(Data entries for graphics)

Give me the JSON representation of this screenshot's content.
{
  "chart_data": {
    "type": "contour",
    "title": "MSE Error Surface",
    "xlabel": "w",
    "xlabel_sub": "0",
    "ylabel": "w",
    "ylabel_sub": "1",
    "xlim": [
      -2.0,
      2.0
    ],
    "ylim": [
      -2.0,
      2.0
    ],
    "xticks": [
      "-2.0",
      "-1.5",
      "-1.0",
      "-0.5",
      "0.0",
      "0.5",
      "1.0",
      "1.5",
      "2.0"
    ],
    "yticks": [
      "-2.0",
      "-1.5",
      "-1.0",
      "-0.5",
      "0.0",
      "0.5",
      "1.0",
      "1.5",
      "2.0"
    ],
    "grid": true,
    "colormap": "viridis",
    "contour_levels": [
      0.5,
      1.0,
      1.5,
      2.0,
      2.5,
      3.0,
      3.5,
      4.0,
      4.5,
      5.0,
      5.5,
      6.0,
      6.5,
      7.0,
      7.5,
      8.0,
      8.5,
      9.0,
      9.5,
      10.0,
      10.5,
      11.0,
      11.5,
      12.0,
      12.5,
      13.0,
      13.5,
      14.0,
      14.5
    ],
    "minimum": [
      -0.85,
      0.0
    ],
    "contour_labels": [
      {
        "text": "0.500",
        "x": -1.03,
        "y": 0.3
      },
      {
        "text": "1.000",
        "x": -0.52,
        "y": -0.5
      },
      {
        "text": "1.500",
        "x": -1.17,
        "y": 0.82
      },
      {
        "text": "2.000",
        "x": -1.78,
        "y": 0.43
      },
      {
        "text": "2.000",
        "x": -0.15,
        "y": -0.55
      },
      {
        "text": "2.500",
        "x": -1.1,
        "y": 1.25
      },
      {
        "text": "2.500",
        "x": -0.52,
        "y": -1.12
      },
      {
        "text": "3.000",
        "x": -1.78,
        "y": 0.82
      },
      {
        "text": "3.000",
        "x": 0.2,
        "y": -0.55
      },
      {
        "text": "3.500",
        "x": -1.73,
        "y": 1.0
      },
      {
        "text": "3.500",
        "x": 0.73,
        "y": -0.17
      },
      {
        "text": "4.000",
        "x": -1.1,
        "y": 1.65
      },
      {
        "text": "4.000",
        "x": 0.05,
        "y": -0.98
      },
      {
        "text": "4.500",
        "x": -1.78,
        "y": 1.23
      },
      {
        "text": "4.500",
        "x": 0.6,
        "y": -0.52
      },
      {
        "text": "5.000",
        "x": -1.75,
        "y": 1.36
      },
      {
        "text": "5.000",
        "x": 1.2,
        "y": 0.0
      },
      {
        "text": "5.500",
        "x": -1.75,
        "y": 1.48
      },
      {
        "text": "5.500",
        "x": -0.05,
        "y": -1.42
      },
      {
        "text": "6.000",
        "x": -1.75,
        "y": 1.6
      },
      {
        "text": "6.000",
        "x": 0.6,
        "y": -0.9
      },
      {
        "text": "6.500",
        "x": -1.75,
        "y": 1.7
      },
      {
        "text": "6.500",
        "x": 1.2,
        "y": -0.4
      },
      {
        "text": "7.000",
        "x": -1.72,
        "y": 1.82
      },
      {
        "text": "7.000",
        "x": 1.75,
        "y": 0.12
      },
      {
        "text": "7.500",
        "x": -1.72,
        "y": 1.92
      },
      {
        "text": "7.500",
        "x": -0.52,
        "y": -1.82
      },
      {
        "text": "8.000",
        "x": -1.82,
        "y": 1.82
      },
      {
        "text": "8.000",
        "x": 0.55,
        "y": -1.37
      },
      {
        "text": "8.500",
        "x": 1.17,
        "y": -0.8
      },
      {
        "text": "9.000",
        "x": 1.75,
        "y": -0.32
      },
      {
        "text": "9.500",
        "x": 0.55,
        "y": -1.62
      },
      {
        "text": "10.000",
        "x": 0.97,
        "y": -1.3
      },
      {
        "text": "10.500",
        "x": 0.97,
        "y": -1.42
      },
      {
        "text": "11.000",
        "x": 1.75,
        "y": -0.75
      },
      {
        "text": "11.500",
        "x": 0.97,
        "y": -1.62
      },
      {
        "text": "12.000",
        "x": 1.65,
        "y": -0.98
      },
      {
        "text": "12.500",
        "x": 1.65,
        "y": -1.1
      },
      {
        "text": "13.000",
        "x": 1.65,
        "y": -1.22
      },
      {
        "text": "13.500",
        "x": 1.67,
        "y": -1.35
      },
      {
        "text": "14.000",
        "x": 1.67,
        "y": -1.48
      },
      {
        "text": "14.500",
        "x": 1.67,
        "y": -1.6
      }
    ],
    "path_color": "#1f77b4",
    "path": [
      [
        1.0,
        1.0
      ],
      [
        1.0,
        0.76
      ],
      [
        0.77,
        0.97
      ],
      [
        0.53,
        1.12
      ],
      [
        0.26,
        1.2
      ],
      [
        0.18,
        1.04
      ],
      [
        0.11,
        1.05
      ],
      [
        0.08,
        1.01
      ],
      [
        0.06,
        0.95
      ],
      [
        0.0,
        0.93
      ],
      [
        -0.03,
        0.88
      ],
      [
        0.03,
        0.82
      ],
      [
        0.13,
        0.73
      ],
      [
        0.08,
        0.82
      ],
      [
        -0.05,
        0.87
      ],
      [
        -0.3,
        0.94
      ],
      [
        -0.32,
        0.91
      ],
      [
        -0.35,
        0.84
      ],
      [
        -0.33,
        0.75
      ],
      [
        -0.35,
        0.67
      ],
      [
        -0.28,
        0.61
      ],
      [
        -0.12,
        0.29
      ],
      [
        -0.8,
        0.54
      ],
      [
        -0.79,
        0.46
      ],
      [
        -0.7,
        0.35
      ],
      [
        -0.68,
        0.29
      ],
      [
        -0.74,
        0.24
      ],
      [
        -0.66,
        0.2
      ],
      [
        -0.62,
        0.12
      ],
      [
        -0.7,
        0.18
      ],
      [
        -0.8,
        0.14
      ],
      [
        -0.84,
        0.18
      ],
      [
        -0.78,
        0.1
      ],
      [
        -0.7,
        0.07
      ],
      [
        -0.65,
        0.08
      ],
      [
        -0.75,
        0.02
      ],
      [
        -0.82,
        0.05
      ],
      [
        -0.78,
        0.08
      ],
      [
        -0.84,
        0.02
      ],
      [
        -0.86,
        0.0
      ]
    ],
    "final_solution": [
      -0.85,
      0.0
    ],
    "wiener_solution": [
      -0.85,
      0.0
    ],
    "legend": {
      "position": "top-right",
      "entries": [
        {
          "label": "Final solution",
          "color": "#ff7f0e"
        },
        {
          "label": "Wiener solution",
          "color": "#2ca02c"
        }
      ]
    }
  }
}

(Instructions for the task):
Make an exact copy of all the data.

(Solution below):
Give me the JSON representation of this screenshot's content.
{
  "chart_data": {
    "type": "contour",
    "title": "MSE Error Surface",
    "xlabel": "w",
    "xlabel_sub": "0",
    "ylabel": "w",
    "ylabel_sub": "1",
    "xlim": [
      -2.0,
      2.0
    ],
    "ylim": [
      -2.0,
      2.0
    ],
    "xticks": [
      "-2.0",
      "-1.5",
      "-1.0",
      "-0.5",
      "0.0",
      "0.5",
      "1.0",
      "1.5",
      "2.0"
    ],
    "yticks": [
      "-2.0",
      "-1.5",
      "-1.0",
      "-0.5",
      "0.0",
      "0.5",
      "1.0",
      "1.5",
      "2.0"
    ],
    "grid": true,
    "colormap": "viridis",
    "contour_levels": [
      0.5,
      1.0,
      1.5,
      2.0,
      2.5,
      3.0,
      3.5,
      4.0,
      4.5,
      5.0,
      5.5,
      6.0,
      6.5,
      7.0,
      7.5,
      8.0,
      8.5,
      9.0,
      9.5,
      10.0,
      10.5,
      11.0,
      11.5,
      12.0,
      12.5,
      13.0,
      13.5,
      14.0,
      14.5
    ],
    "minimum": [
      -0.85,
      0.0
    ],
    "contour_labels": [
      {
        "text": "0.500",
        "x": -1.03,
        "y": 0.3
      },
      {
        "text": "1.000",
        "x": -0.52,
        "y": -0.5
      },
      {
        "text": "1.500",
        "x": -1.17,
        "y": 0.82
      },
      {
        "text": "2.000",
        "x": -1.78,
        "y": 0.43
      },
      {
        "text": "2.000",
        "x": -0.15,
        "y": -0.55
      },
      {
        "text": "2.500",
        "x": -1.1,
        "y": 1.25
      },
      {
        "text": "2.500",
        "x": -0.52,
        "y": -1.12
      },
      {
        "text": "3.000",
        "x": -1.78,
        "y": 0.82
      },
      {
        "text": "3.000",
        "x": 0.2,
        "y": -0.55
      },
      {
        "text": "3.500",
        "x": -1.73,
        "y": 1.0
      },
      {
        "text": "3.500",
        "x": 0.73,
        "y": -0.17
      },
      {
        "text": "4.000",
        "x": -1.1,
        "y": 1.65
      },
      {
        "text": "4.000",
        "x": 0.05,
        "y": -0.98
      },
      {
        "text": "4.500",
        "x": -1.78,
        "y": 1.23
      },
      {
        "text": "4.500",
        "x": 0.6,
        "y": -0.52
      },
      {
        "text": "5.000",
        "x": -1.75,
        "y": 1.36
      },
      {
        "text": "5.000",
        "x": 1.2,
        "y": 0.0
      },
      {
        "text": "5.500",
        "x": -1.75,
        "y": 1.48
      },
      {
        "text": "5.500",
        "x": -0.05,
        "y": -1.42
      },
      {
        "text": "6.000",
        "x": -1.75,
        "y": 1.6
      },
      {
        "text": "6.000",
        "x": 0.6,
        "y": -0.9
      },
      {
        "text": "6.500",
        "x": -1.75,
        "y": 1.7
      },
      {
        "text": "6.500",
        "x": 1.2,
        "y": -0.4
      },
      {
        "text": "7.000",
        "x": -1.72,
        "y": 1.82
      },
      {
        "text": "7.000",
        "x": 1.75,
        "y": 0.12
      },
      {
        "text": "7.500",
        "x": -1.72,
        "y": 1.92
      },
      {
        "text": "7.500",
        "x": -0.52,
        "y": -1.82
      },
      {
        "text": "8.000",
        "x": -1.82,
        "y": 1.82
      },
      {
        "text": "8.000",
        "x": 0.55,
        "y": -1.37
      },
      {
        "text": "8.500",
        "x": 1.17,
        "y": -0.8
      },
      {
        "text": "9.000",
        "x": 1.75,
        "y": -0.32
      },
      {
        "text": "9.500",
        "x": 0.55,
        "y": -1.62
      },
      {
        "text": "10.000",
        "x": 0.97,
        "y": -1.3
      },
      {
        "text": "10.500",
        "x": 0.97,
        "y": -1.42
      },
      {
        "text": "11.000",
        "x": 1.75,
        "y": -0.75
      },
      {
        "text": "11.500",
        "x": 0.97,
        "y": -1.62
      },
      {
        "text": "12.000",
        "x": 1.65,
        "y": -0.98
      },
      {
        "text": "12.500",
        "x": 1.65,
        "y": -1.1
      },
      {
        "text": "13.000",
        "x": 1.65,
        "y": -1.22
      },
      {
        "text": "13.500",
        "x": 1.67,
        "y": -1.35
      },
      {
        "text": "14.000",
        "x": 1.67,
        "y": -1.48
      },
      {
        "text": "14.500",
        "x": 1.67,
        "y": -1.6
      }
    ],
    "path_color": "#1f77b4",
    "path": [
      [
        1.0,
        1.0
      ],
      [
        1.0,
        0.76
      ],
      [
        0.77,
        0.97
      ],
      [
        0.53,
        1.12
      ],
      [
        0.26,
        1.2
      ],
      [
        0.18,
        1.04
      ],
      [
        0.11,
        1.05
      ],
      [
        0.08,
        1.01
      ],
      [
        0.06,
        0.95
      ],
      [
        0.0,
        0.93
      ],
      [
        -0.03,
        0.88
      ],
      [
        0.03,
        0.82
      ],
      [
        0.13,
        0.73
      ],
      [
        0.08,
        0.82
      ],
      [
        -0.05,
        0.87
      ],
      [
        -0.3,
        0.94
      ],
      [
        -0.32,
        0.91
      ],
      [
        -0.35,
        0.84
      ],
      [
        -0.33,
        0.75
      ],
      [
        -0.35,
        0.67
      ],
      [
        -0.28,
        0.61
      ],
      [
        -0.12,
        0.29
      ],
      [
        -0.8,
        0.54
      ],
      [
        -0.79,
        0.46
      ],
      [
        -0.7,
        0.35
      ],
      [
        -0.68,
        0.29
      ],
      [
        -0.74,
        0.24
      ],
      [
        -0.66,
        0.2
      ],
      [
        -0.62,
        0.12
      ],
      [
        -0.7,
        0.18
      ],
      [
        -0.8,
        0.14
      ],
      [
        -0.84,
        0.18
      ],
      [
        -0.78,
        0.1
      ],
      [
        -0.7,
        0.07
      ],
      [
        -0.65,
        0.08
      ],
      [
        -0.75,
        0.02
      ],
      [
        -0.82,
        0.05
      ],
      [
        -0.78,
        0.08
      ],
      [
        -0.84,
        0.02
      ],
      [
        -0.86,
        0.0
      ]
    ],
    "final_solution": [
      -0.85,
      0.0
    ],
    "wiener_solution": [
      -0.85,
      0.0
    ],
    "legend": {
      "position": "top-right",
      "entries": [
        {
          "label": "Final solution",
          "color": "#ff7f0e"
        },
        {
          "label": "Wiener solution",
          "color": "#2ca02c"
        }
      ]
    }
  }
}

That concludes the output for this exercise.